AIM:
Output the material below unchanged, apart from leaving out the pictures.

————————

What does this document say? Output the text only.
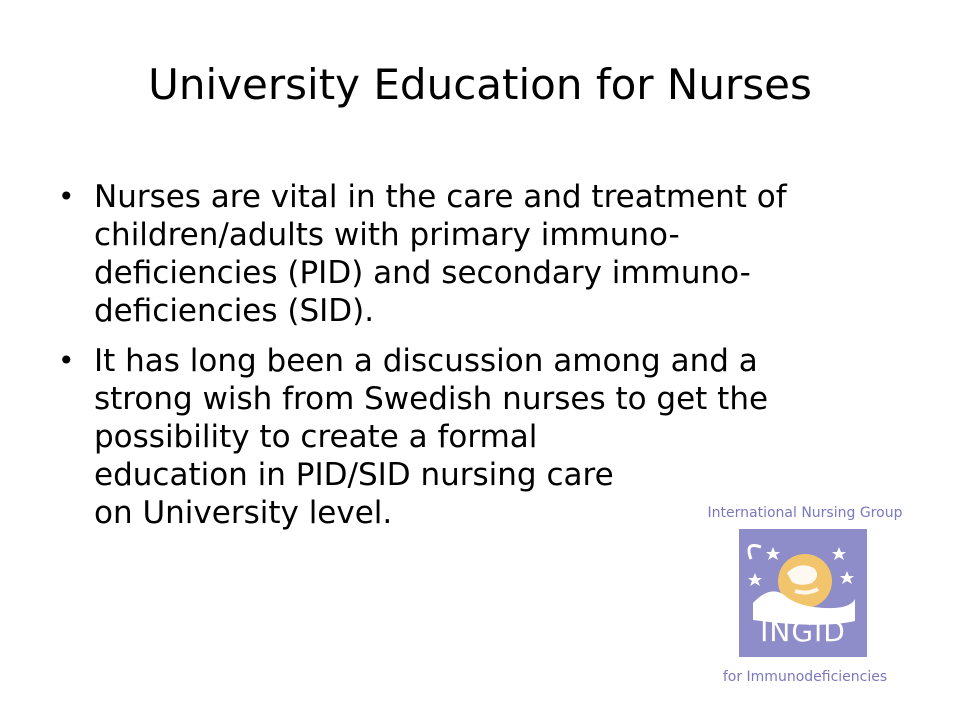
University Education for Nurses
• Nurses are vital in the care and treatment of
children/adults with primary immuno-
deficiencies (PID) and secondary immuno-
deficiencies (SID).
• It has long been a discussion among and a
strong wish from Swedish nurses to get the
possibility to create a formal
education in PID/SID nursing care
on University level.	International Nursing Group
INGID
for Immunodeficiencies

————————

TASK SOLUTION:
What does this document say? Output the text only.
University Education for Nurses
• Nurses are vital in the care and treatment of
children/adults with primary immuno-
deficiencies (PID) and secondary immuno-
deficiencies (SID).
• It has long been a discussion among and a
strong wish from Swedish nurses to get the
possibility to create a formal
education in PID/SID nursing care
on University level.	International Nursing Group
INGID
for Immunodeficiencies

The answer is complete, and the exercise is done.